[start of Exercise materials]

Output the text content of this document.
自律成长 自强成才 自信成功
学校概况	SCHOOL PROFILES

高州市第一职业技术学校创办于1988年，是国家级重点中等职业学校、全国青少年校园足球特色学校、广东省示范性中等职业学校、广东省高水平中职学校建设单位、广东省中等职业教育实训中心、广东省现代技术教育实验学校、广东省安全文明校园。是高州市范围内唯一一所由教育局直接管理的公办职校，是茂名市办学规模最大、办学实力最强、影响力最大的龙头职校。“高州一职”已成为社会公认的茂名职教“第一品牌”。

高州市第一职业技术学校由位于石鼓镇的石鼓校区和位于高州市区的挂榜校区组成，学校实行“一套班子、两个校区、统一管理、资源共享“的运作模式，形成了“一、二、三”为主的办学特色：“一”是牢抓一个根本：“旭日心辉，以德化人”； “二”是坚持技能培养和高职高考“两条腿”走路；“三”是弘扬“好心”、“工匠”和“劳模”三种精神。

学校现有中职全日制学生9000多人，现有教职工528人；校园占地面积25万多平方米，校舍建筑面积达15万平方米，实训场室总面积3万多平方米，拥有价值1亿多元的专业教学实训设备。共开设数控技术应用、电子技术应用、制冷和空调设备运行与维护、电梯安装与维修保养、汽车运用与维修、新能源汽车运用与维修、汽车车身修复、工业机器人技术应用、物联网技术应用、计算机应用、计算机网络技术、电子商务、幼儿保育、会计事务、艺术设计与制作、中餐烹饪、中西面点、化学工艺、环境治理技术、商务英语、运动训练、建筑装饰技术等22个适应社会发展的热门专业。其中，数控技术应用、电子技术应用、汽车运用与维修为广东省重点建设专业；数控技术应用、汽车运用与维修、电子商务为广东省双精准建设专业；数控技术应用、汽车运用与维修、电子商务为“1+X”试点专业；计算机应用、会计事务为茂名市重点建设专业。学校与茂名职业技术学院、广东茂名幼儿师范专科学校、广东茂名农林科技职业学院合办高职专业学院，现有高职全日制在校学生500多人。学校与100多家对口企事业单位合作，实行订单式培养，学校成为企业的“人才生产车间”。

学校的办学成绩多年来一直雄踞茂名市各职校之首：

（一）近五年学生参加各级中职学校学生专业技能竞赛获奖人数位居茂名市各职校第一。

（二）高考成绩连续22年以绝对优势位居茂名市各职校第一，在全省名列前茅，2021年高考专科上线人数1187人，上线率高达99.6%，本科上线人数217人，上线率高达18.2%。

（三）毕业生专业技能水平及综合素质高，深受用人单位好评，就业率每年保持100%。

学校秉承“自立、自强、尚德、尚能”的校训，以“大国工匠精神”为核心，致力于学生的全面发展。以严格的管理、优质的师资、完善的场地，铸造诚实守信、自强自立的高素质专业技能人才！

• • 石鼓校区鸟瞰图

[end of Exercise materials]

▶ [Written instruction] Reproduce the listing shown above in its entirety, exactly.

▶ [Answer in full]
Output the text content of this document.
自律成长 自强成才 自信成功
学校概况	SCHOOL PROFILES

高州市第一职业技术学校创办于1988年，是国家级重点中等职业学校、全国青少年校园足球特色学校、广东省示范性中等职业学校、广东省高水平中职学校建设单位、广东省中等职业教育实训中心、广东省现代技术教育实验学校、广东省安全文明校园。是高州市范围内唯一一所由教育局直接管理的公办职校，是茂名市办学规模最大、办学实力最强、影响力最大的龙头职校。“高州一职”已成为社会公认的茂名职教“第一品牌”。

高州市第一职业技术学校由位于石鼓镇的石鼓校区和位于高州市区的挂榜校区组成，学校实行“一套班子、两个校区、统一管理、资源共享“的运作模式，形成了“一、二、三”为主的办学特色：“一”是牢抓一个根本：“旭日心辉，以德化人”； “二”是坚持技能培养和高职高考“两条腿”走路；“三”是弘扬“好心”、“工匠”和“劳模”三种精神。

学校现有中职全日制学生9000多人，现有教职工528人；校园占地面积25万多平方米，校舍建筑面积达15万平方米，实训场室总面积3万多平方米，拥有价值1亿多元的专业教学实训设备。共开设数控技术应用、电子技术应用、制冷和空调设备运行与维护、电梯安装与维修保养、汽车运用与维修、新能源汽车运用与维修、汽车车身修复、工业机器人技术应用、物联网技术应用、计算机应用、计算机网络技术、电子商务、幼儿保育、会计事务、艺术设计与制作、中餐烹饪、中西面点、化学工艺、环境治理技术、商务英语、运动训练、建筑装饰技术等22个适应社会发展的热门专业。其中，数控技术应用、电子技术应用、汽车运用与维修为广东省重点建设专业；数控技术应用、汽车运用与维修、电子商务为广东省双精准建设专业；数控技术应用、汽车运用与维修、电子商务为“1+X”试点专业；计算机应用、会计事务为茂名市重点建设专业。学校与茂名职业技术学院、广东茂名幼儿师范专科学校、广东茂名农林科技职业学院合办高职专业学院，现有高职全日制在校学生500多人。学校与100多家对口企事业单位合作，实行订单式培养，学校成为企业的“人才生产车间”。

学校的办学成绩多年来一直雄踞茂名市各职校之首：

（一）近五年学生参加各级中职学校学生专业技能竞赛获奖人数位居茂名市各职校第一。

（二）高考成绩连续22年以绝对优势位居茂名市各职校第一，在全省名列前茅，2021年高考专科上线人数1187人，上线率高达99.6%，本科上线人数217人，上线率高达18.2%。

（三）毕业生专业技能水平及综合素质高，深受用人单位好评，就业率每年保持100%。

学校秉承“自立、自强、尚德、尚能”的校训，以“大国工匠精神”为核心，致力于学生的全面发展。以严格的管理、优质的师资、完善的场地，铸造诚实守信、自强自立的高素质专业技能人才！

• • 石鼓校区鸟瞰图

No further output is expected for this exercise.